*What is expected*.
Quote each line of the material verbatim, without the pictures.

━━━━━ Information given ━━━━━

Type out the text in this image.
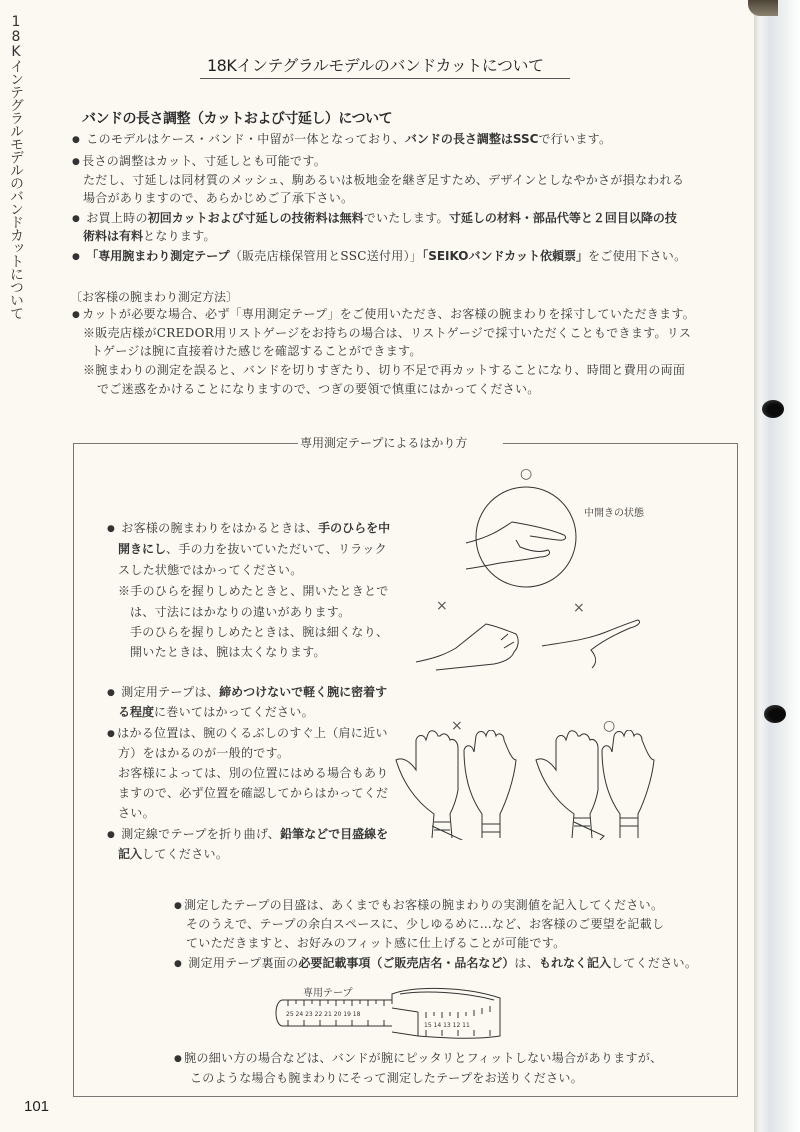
18Kインテグラルモデルのバンドカットについて
101
18Kインテグラルモデルのバンドカットについて
バンドの長さ調整（カットおよび寸延し）について
● このモデルはケース・バンド・中留が一体となっており、バンドの長さ調整はSSCで行います。
● 長さの調整はカット、寸延しとも可能です。
ただし、寸延しは同材質のメッシュ、駒あるいは板地金を継ぎ足すため、デザインとしなやかさが損なわれる
場合がありますので、あらかじめご了承下さい。
● お買上時の初回カットおよび寸延しの技術料は無料でいたします。寸延しの材料・部品代等と２回目以降の技
術料は有料となります。
● 「専用腕まわり測定テープ（販売店様保管用とSSC送付用）」「SEIKOバンドカット依頼票」をご使用下さい。
〔お客様の腕まわり測定方法〕
● カットが必要な場合、必ず「専用測定テープ」をご使用いただき、お客様の腕まわりを採寸していただきます。
※販売店様がCREDOR用リストゲージをお持ちの場合は、リストゲージで採寸いただくこともできます。リス
トゲージは腕に直接着けた感じを確認することができます。
※腕まわりの測定を誤ると、バンドを切りすぎたり、切り不足で再カットすることになり、時間と費用の両面
でご迷惑をかけることになりますので、つぎの要領で慎重にはかってください。
専用測定テープによるはかり方
● お客様の腕まわりをはかるときは、手のひらを中
開きにし、手の力を抜いていただいて、リラック
スした状態ではかってください。
※手のひらを握りしめたときと、開いたときとで
は、寸法にはかなりの違いがあります。
手のひらを握りしめたときは、腕は細くなり、
開いたときは、腕は太くなります。
● 測定用テープは、締めつけないで軽く腕に密着す
る程度に巻いてはかってください。
● はかる位置は、腕のくるぶしのすぐ上（肩に近い
方）をはかるのが一般的です。
お客様によっては、別の位置にはめる場合もあり
ますので、必ず位置を確認してからはかってくだ
さい。
● 測定線でテープを折り曲げ、鉛筆などで目盛線を
記入してください。
○
中開きの状態
×	×
×	○
● 測定したテープの目盛は、あくまでもお客様の腕まわりの実測値を記入してください。
そのうえで、テープの余白スペースに、少しゆるめに…など、お客様のご要望を記載し
ていただきますと、お好みのフィット感に仕上げることが可能です。
● 測定用テープ裏面の必要記載事項（ご販売店名・品名など）は、もれなく記入してください。
専用テープ
25 24 23 22 21 20 19 18
15 14 13 12 11
● 腕の細い方の場合などは、バンドが腕にピッタリとフィットしない場合がありますが、
このような場合も腕まわりにそって測定したテープをお送りください。
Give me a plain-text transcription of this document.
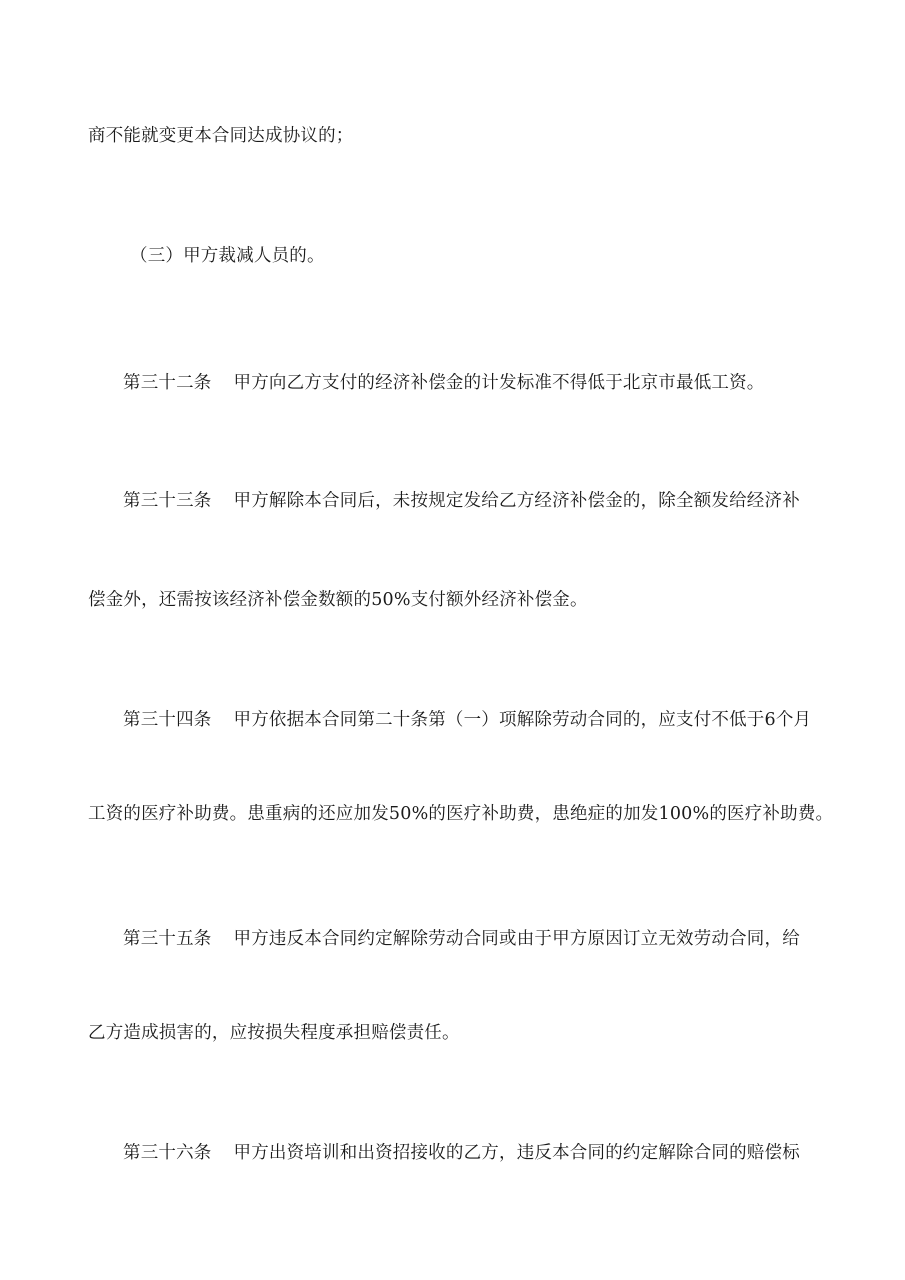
商不能就变更本合同达成协议的；
（三）甲方裁减人员的。
第三十二条 甲方向乙方支付的经济补偿金的计发标准不得低于北京市最低工资。
第三十三条 甲方解除本合同后，未按规定发给乙方经济补偿金的，除全额发给经济补
偿金外，还需按该经济补偿金数额的50%支付额外经济补偿金。
第三十四条 甲方依据本合同第二十条第（一）项解除劳动合同的，应支付不低于6个月
工资的医疗补助费。患重病的还应加发50%的医疗补助费，患绝症的加发100%的医疗补助费。
第三十五条 甲方违反本合同约定解除劳动合同或由于甲方原因订立无效劳动合同，给
乙方造成损害的，应按损失程度承担赔偿责任。
第三十六条 甲方出资培训和出资招接收的乙方，违反本合同的约定解除合同的赔偿标
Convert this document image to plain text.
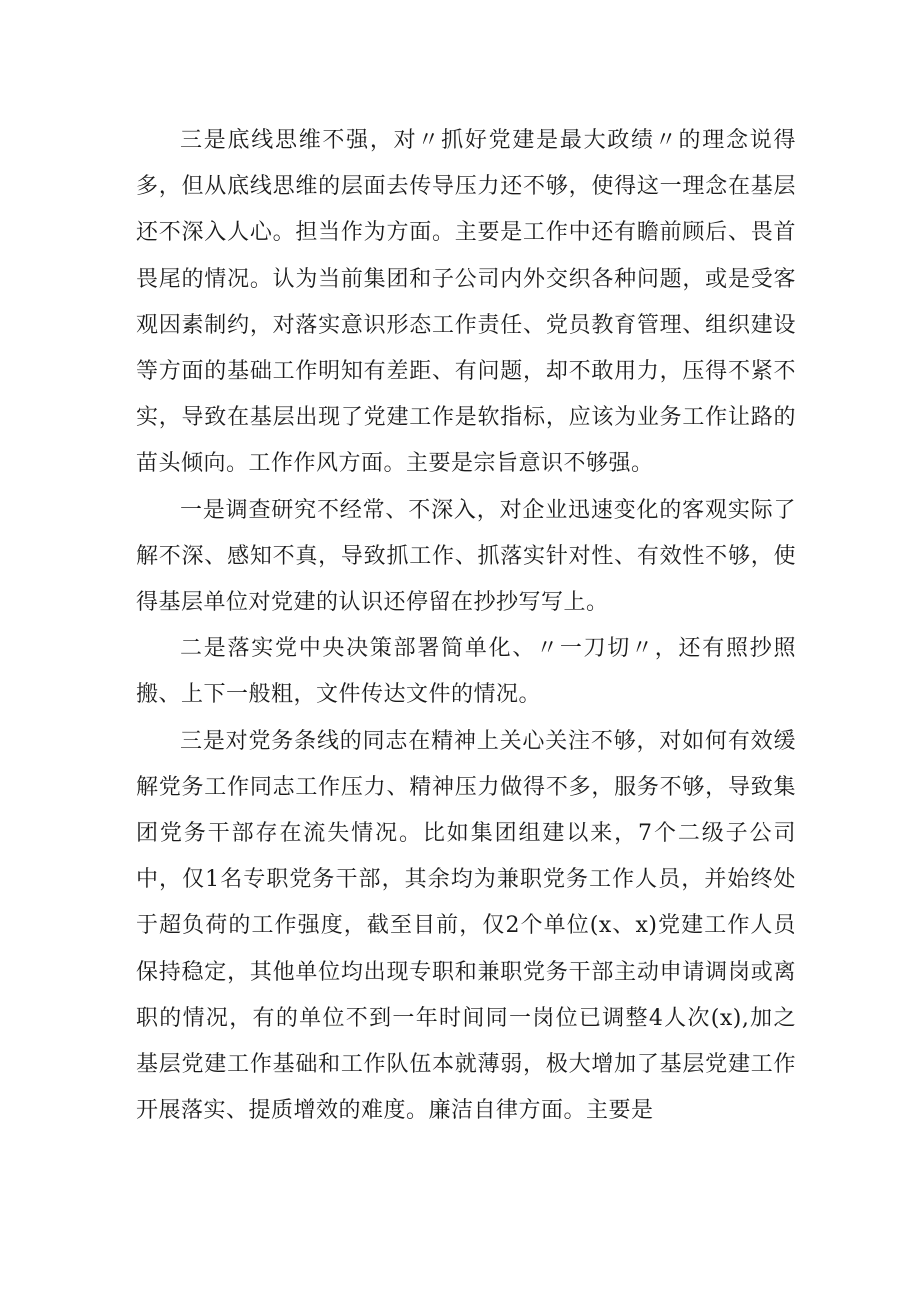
三是底线思维不强，对〃抓好党建是最大政绩〃的理念说得多，但从底线思维的层面去传导压力还不够，使得这一理念在基层还不深入人心。担当作为方面。主要是工作中还有瞻前顾后、畏首畏尾的情况。认为当前集团和子公司内外交织各种问题，或是受客观因素制约，对落实意识形态工作责任、党员教育管理、组织建设等方面的基础工作明知有差距、有问题，却不敢用力，压得不紧不实，导致在基层出现了党建工作是软指标，应该为业务工作让路的苗头倾向。工作作风方面。主要是宗旨意识不够强。

一是调查研究不经常、不深入，对企业迅速变化的客观实际了解不深、感知不真，导致抓工作、抓落实针对性、有效性不够，使得基层单位对党建的认识还停留在抄抄写写上。

二是落实党中央决策部署简单化、〃一刀切〃，还有照抄照搬、上下一般粗，文件传达文件的情况。

三是对党务条线的同志在精神上关心关注不够，对如何有效缓解党务工作同志工作压力、精神压力做得不多，服务不够，导致集团党务干部存在流失情况。比如集团组建以来，7个二级子公司中，仅1名专职党务干部，其余均为兼职党务工作人员，并始终处于超负荷的工作强度，截至目前，仅2个单位(x、x)党建工作人员保持稳定，其他单位均出现专职和兼职党务干部主动申请调岗或离职的情况，有的单位不到一年时间同一岗位已调整4人次(x),加之基层党建工作基础和工作队伍本就薄弱，极大增加了基层党建工作开展落实、提质增效的难度。廉洁自律方面。主要是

━━━━━

*Response for this exercise*.
Type out the text in this image.
18Kインテグラルモデルのバンドカットについて
101
18Kインテグラルモデルのバンドカットについて
バンドの長さ調整（カットおよび寸延し）について
● このモデルはケース・バンド・中留が一体となっており、バンドの長さ調整はSSCで行います。
● 長さの調整はカット、寸延しとも可能です。
ただし、寸延しは同材質のメッシュ、駒あるいは板地金を継ぎ足すため、デザインとしなやかさが損なわれる
場合がありますので、あらかじめご了承下さい。
● お買上時の初回カットおよび寸延しの技術料は無料でいたします。寸延しの材料・部品代等と２回目以降の技
術料は有料となります。
● 「専用腕まわり測定テープ（販売店様保管用とSSC送付用）」「SEIKOバンドカット依頼票」をご使用下さい。
〔お客様の腕まわり測定方法〕
● カットが必要な場合、必ず「専用測定テープ」をご使用いただき、お客様の腕まわりを採寸していただきます。
※販売店様がCREDOR用リストゲージをお持ちの場合は、リストゲージで採寸いただくこともできます。リス
トゲージは腕に直接着けた感じを確認することができます。
※腕まわりの測定を誤ると、バンドを切りすぎたり、切り不足で再カットすることになり、時間と費用の両面
でご迷惑をかけることになりますので、つぎの要領で慎重にはかってください。
専用測定テープによるはかり方
● お客様の腕まわりをはかるときは、手のひらを中
開きにし、手の力を抜いていただいて、リラック
スした状態ではかってください。
※手のひらを握りしめたときと、開いたときとで
は、寸法にはかなりの違いがあります。
手のひらを握りしめたときは、腕は細くなり、
開いたときは、腕は太くなります。
● 測定用テープは、締めつけないで軽く腕に密着す
る程度に巻いてはかってください。
● はかる位置は、腕のくるぶしのすぐ上（肩に近い
方）をはかるのが一般的です。
お客様によっては、別の位置にはめる場合もあり
ますので、必ず位置を確認してからはかってくだ
さい。
● 測定線でテープを折り曲げ、鉛筆などで目盛線を
記入してください。
○
中開きの状態
×	×
×	○
● 測定したテープの目盛は、あくまでもお客様の腕まわりの実測値を記入してください。
そのうえで、テープの余白スペースに、少しゆるめに…など、お客様のご要望を記載し
ていただきますと、お好みのフィット感に仕上げることが可能です。
● 測定用テープ裏面の必要記載事項（ご販売店名・品名など）は、もれなく記入してください。
専用テープ
25 24 23 22 21 20 19 18
15 14 13 12 11
● 腕の細い方の場合などは、バンドが腕にピッタリとフィットしない場合がありますが、
このような場合も腕まわりにそって測定したテープをお送りください。
Give me a plain-text transcription of this document.
商不能就变更本合同达成协议的；
（三）甲方裁减人员的。
第三十二条 甲方向乙方支付的经济补偿金的计发标准不得低于北京市最低工资。
第三十三条 甲方解除本合同后，未按规定发给乙方经济补偿金的，除全额发给经济补
偿金外，还需按该经济补偿金数额的50%支付额外经济补偿金。
第三十四条 甲方依据本合同第二十条第（一）项解除劳动合同的，应支付不低于6个月
工资的医疗补助费。患重病的还应加发50%的医疗补助费，患绝症的加发100%的医疗补助费。
第三十五条 甲方违反本合同约定解除劳动合同或由于甲方原因订立无效劳动合同，给
乙方造成损害的，应按损失程度承担赔偿责任。
第三十六条 甲方出资培训和出资招接收的乙方，违反本合同的约定解除合同的赔偿标
Convert this document image to plain text.
三是底线思维不强，对〃抓好党建是最大政绩〃的理念说得多，但从底线思维的层面去传导压力还不够，使得这一理念在基层还不深入人心。担当作为方面。主要是工作中还有瞻前顾后、畏首畏尾的情况。认为当前集团和子公司内外交织各种问题，或是受客观因素制约，对落实意识形态工作责任、党员教育管理、组织建设等方面的基础工作明知有差距、有问题，却不敢用力，压得不紧不实，导致在基层出现了党建工作是软指标，应该为业务工作让路的苗头倾向。工作作风方面。主要是宗旨意识不够强。

一是调查研究不经常、不深入，对企业迅速变化的客观实际了解不深、感知不真，导致抓工作、抓落实针对性、有效性不够，使得基层单位对党建的认识还停留在抄抄写写上。

二是落实党中央决策部署简单化、〃一刀切〃，还有照抄照搬、上下一般粗，文件传达文件的情况。

三是对党务条线的同志在精神上关心关注不够，对如何有效缓解党务工作同志工作压力、精神压力做得不多，服务不够，导致集团党务干部存在流失情况。比如集团组建以来，7个二级子公司中，仅1名专职党务干部，其余均为兼职党务工作人员，并始终处于超负荷的工作强度，截至目前，仅2个单位(x、x)党建工作人员保持稳定，其他单位均出现专职和兼职党务干部主动申请调岗或离职的情况，有的单位不到一年时间同一岗位已调整4人次(x),加之基层党建工作基础和工作队伍本就薄弱，极大增加了基层党建工作开展落实、提质增效的难度。廉洁自律方面。主要是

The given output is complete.